### What is being asked
Reproduce the portion of the trade figures text that starts at "Imports of Road" and ends at "this stabilisation is.".

### Excerpt to read
Some categories are up on their 2007 levels, most notably Food and Live Animals and Miscellaneous Manufactured Items which between them make up about one-sixth of our exports.

Next we turn to imports.  Again click the table to enlarge.

Import Tables

As per exports, imports are showing growth on their 2010 levels and this can be seen across all the main categories.  We will return to imports in a few minutes when we look at the figures on imports by use.

The final table by category is for the Balance of Trade.  Click to enlarge.

Balance of Trade Tables

The trade balance for 2011 is at record levels and is 82% higher than that recorded in 2007 but it must be remembered that nearly 90% of this rise is due to the fall in imports rather than a rise in exports.

A second noticeable element is the dominance that the chemicals sector plays in determining our trade balance.  In fact, excluding Chemicals the balance of trade has been continually in deficit.  Up to 2010 this deficit had been declining but this was reversed in 2011.

Trade Balance excluding Chemicals

The role Chemicals play in our export data cannot be overstated.  Over the past five years chemical exports have grown from about €3.5 billion a month to €4.5 billion a month with a large spike in March 2011 to €5.5 billion.

Chemical Exports to March 2011

Excluding chemicals, the exports performance is not as “robust” or “resilient” as the first graph above would indicate, though there was a stabilisation from early 2010 and some tentative signs of improvement later in the year.

Exports excluding Chemicals to March 2011

Imports on the rise – but in a good way

Today’s External Trade release shows that exports to March are up 8.5% on the year with imports showing a rise of 12.3% with the net effect of these leading to a rise of 4.4% in the balance of trade (though all of this is due to chemicals).  In the arithmetic of national accounts, imports are subtracted in the calculation that leads to GDP.  However, it is also important to look at the composition of those imports.

The CSO provide a useful table that gives a breakdown of imports by use. Click to enlarge

Imports by Use Table

Imports are up €1.4 billion on the year and there is annual growth in all the categories.  What is noteworthy is that capital and intermediate goods for production make up nearly two-thirds of total imports.

Of the €1.4 billion rise in imports, €0.3 billion is for capital goods for production and €0.6 billion is for intermediate goods for production.  The remaining €0.5 billion is for consumption goods.

On the whole, the rise in imports may subtract from GDP figures now but over the coming months as these capital goods and materials are put into use it will lead to an increase in economic activity and a likely increase in exports which will push GDP up.  Here is the same data in a graph.

Goods Imports by Use

The rise in the imports of production materials since the middle of 2010 is evident as well as a gradual recovery in imports for consumption.  The capital goods series is more volatile.

Here are a couple of notable import categories that are also showing increases.

1. Petrol

Petrol Imports

2. Cars

Imports of Road Vehicles

3.  And some goods involved in production

Imports by sub-category

After scratching around for the past two years, these categories have been showing some smalls signs of growing over the first three months of the year (though they are all well down on the peaks of 2006 and 2007 – see graph here).

Friday, June 17, 2011

Labour Market Status – the full-time employed

The QNHS may be beginning to signal that stabilisation in the labour market is not far away.  In a previous post we examined the principle economic status of individuals.  Here we focus on the group who classed themselves as ‘at work’ to determine how real this stabilisation is.

Here is a snapshot of the labour market status of the population aged over 15 since 2003.

### Excerpts from a layout annotation set

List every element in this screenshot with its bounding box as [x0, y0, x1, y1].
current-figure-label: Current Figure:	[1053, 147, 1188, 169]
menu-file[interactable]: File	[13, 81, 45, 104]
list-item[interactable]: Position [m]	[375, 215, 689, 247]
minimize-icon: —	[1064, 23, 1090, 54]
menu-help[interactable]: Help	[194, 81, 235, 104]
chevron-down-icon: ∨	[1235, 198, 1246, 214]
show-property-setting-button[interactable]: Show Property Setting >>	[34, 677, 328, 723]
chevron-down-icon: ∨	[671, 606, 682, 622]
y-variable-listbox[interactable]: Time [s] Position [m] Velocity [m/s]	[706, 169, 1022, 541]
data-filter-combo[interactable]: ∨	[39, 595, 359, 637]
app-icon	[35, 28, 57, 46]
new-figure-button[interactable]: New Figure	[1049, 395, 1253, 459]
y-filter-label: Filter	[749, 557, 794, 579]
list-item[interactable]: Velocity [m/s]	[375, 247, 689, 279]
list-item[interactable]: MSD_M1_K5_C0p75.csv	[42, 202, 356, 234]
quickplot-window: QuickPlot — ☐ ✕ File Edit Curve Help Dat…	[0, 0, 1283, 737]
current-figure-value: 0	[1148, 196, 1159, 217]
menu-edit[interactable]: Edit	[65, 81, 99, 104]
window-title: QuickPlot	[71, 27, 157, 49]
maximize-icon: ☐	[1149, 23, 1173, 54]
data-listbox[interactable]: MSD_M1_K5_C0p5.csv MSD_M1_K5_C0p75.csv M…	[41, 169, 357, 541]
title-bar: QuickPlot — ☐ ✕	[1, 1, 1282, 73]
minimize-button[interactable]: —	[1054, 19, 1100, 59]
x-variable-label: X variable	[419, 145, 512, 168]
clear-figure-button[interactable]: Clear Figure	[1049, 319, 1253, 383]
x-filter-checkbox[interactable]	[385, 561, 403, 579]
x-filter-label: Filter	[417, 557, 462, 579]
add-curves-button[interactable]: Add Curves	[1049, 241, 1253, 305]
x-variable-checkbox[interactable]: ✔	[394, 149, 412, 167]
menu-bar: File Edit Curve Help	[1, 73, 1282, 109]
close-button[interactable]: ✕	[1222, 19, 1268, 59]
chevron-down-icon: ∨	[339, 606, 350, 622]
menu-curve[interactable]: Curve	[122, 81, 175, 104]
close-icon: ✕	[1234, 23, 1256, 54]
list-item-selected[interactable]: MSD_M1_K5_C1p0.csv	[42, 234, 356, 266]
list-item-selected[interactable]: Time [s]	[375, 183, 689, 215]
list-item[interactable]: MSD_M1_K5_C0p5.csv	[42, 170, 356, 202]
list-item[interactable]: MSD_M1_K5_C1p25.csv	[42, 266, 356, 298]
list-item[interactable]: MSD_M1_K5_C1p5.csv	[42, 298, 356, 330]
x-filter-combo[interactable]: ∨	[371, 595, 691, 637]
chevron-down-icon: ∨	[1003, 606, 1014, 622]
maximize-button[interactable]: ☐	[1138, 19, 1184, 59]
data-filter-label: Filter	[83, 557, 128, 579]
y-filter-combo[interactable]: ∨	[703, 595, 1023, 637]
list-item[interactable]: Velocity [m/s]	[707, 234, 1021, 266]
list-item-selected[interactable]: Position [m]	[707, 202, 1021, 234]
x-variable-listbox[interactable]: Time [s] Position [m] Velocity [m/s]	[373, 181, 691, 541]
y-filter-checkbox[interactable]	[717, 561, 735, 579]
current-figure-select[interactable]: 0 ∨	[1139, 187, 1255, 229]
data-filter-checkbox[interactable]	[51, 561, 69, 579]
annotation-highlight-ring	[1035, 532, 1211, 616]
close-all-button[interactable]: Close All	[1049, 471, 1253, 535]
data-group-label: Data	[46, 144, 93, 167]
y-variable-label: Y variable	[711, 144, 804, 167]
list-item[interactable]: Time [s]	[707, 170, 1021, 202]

### Answer
Imports of Road Vehicles

3.  And some goods involved in production

Imports by sub-category

After scratching around for the past two years, these categories have been showing some smalls signs of growing over the first three months of the year (though they are all well down on the peaks of 2006 and 2007 – see graph here).

Friday, June 17, 2011

Labour Market Status – the full-time employed

The QNHS may be beginning to signal that stabilisation in the labour market is not far away.  In a previous post we examined the principle economic status of individuals.  Here we focus on the group who classed themselves as ‘at work’ to determine how real this stabilisation is.